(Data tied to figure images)
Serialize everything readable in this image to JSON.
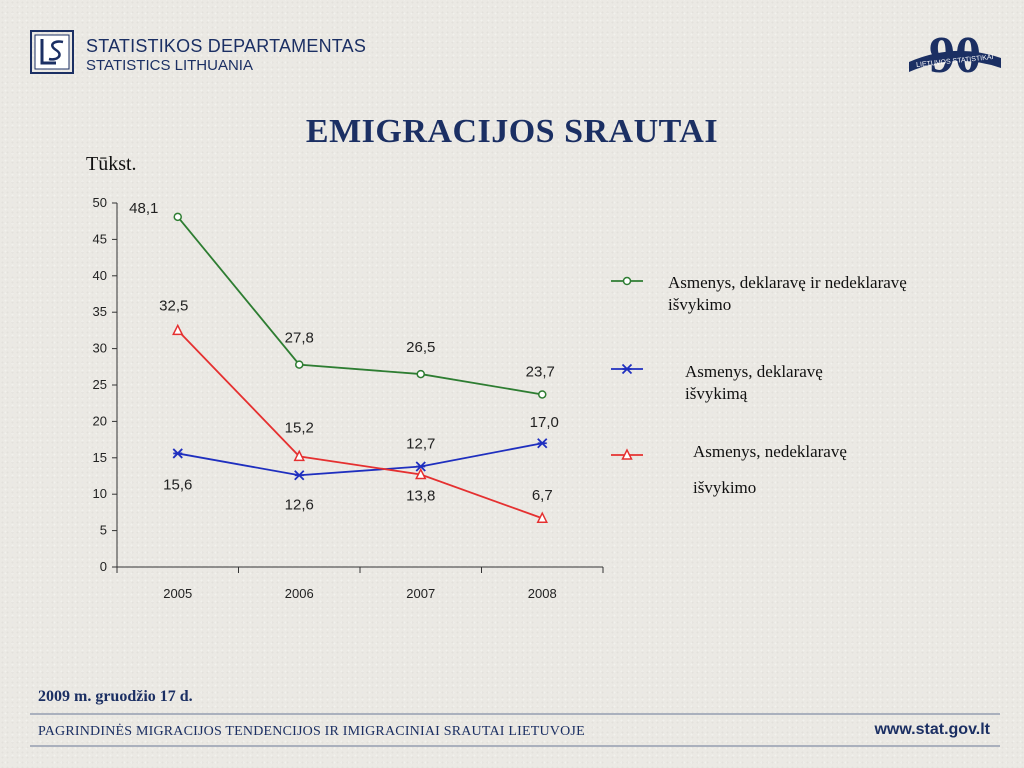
{
  "header": {
    "org_line1": "STATISTIKOS DEPARTAMENTAS",
    "org_line2": "STATISTICS LITHUANIA",
    "anniversary_number": "90",
    "anniversary_text": "LIETUVOS STATISTIKAI"
  },
  "footer": {
    "date": "2009 m. gruodžio 17 d.",
    "text": "PAGRINDINĖS MIGRACIJOS TENDENCIJOS IR IMIGRACINIAI SRAUTAI LIETUVOJE",
    "url": "www.stat.gov.lt"
  },
  "legend": [
    [
      "Asmenys, deklaravę ir nedeklaravę",
      "išvykimo"
    ],
    [
      "Asmenys, deklaravę",
      "išvykimą"
    ],
    [
      "Asmenys, nedeklaravę",
      "išvykimo"
    ]
  ],
  "colors": {
    "title": "#1b2f63",
    "series_green": "#2e7d32",
    "series_blue": "#1f2fbf",
    "series_red": "#e53030"
  },
  "chart_data": {
    "type": "line",
    "title": "EMIGRACIJOS SRAUTAI",
    "ylabel": "Tūkst.",
    "xlabel": "",
    "categories": [
      "2005",
      "2006",
      "2007",
      "2008"
    ],
    "ylim": [
      0,
      50
    ],
    "yticks": [
      0,
      5,
      10,
      15,
      20,
      25,
      30,
      35,
      40,
      45,
      50
    ],
    "grid": false,
    "legend_position": "right",
    "series": [
      {
        "name": "Asmenys, deklaravę ir nedeklaravę išvykimo",
        "values": [
          48.1,
          27.8,
          26.5,
          23.7
        ],
        "labels": [
          "48,1",
          "27,8",
          "26,5",
          "23,7"
        ],
        "color": "#2e7d32",
        "marker": "circle"
      },
      {
        "name": "Asmenys, deklaravę išvykimą",
        "values": [
          15.6,
          12.6,
          13.8,
          17.0
        ],
        "labels": [
          "15,6",
          "12,6",
          "13,8",
          "17,0"
        ],
        "color": "#1f2fbf",
        "marker": "star"
      },
      {
        "name": "Asmenys, nedeklaravę išvykimo",
        "values": [
          32.5,
          15.2,
          12.7,
          6.7
        ],
        "labels": [
          "32,5",
          "15,2",
          "12,7",
          "6,7"
        ],
        "color": "#e53030",
        "marker": "triangle"
      }
    ]
  }
}
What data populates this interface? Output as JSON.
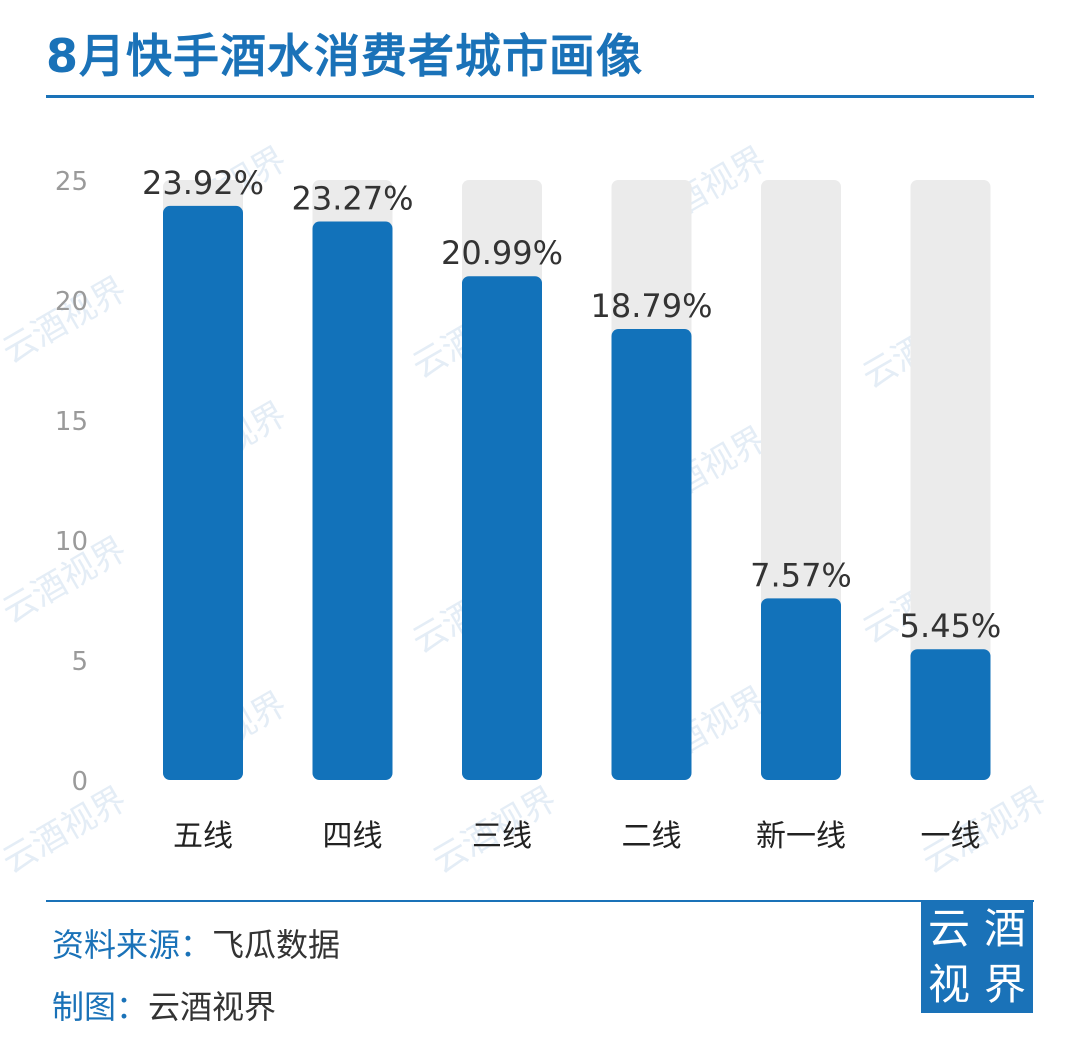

Task brief: Find the lines above that contain the word "this" and collect them.

Complete response:
Serialize everything readable in this image to JSON.
What data populates this interface? Output as JSON.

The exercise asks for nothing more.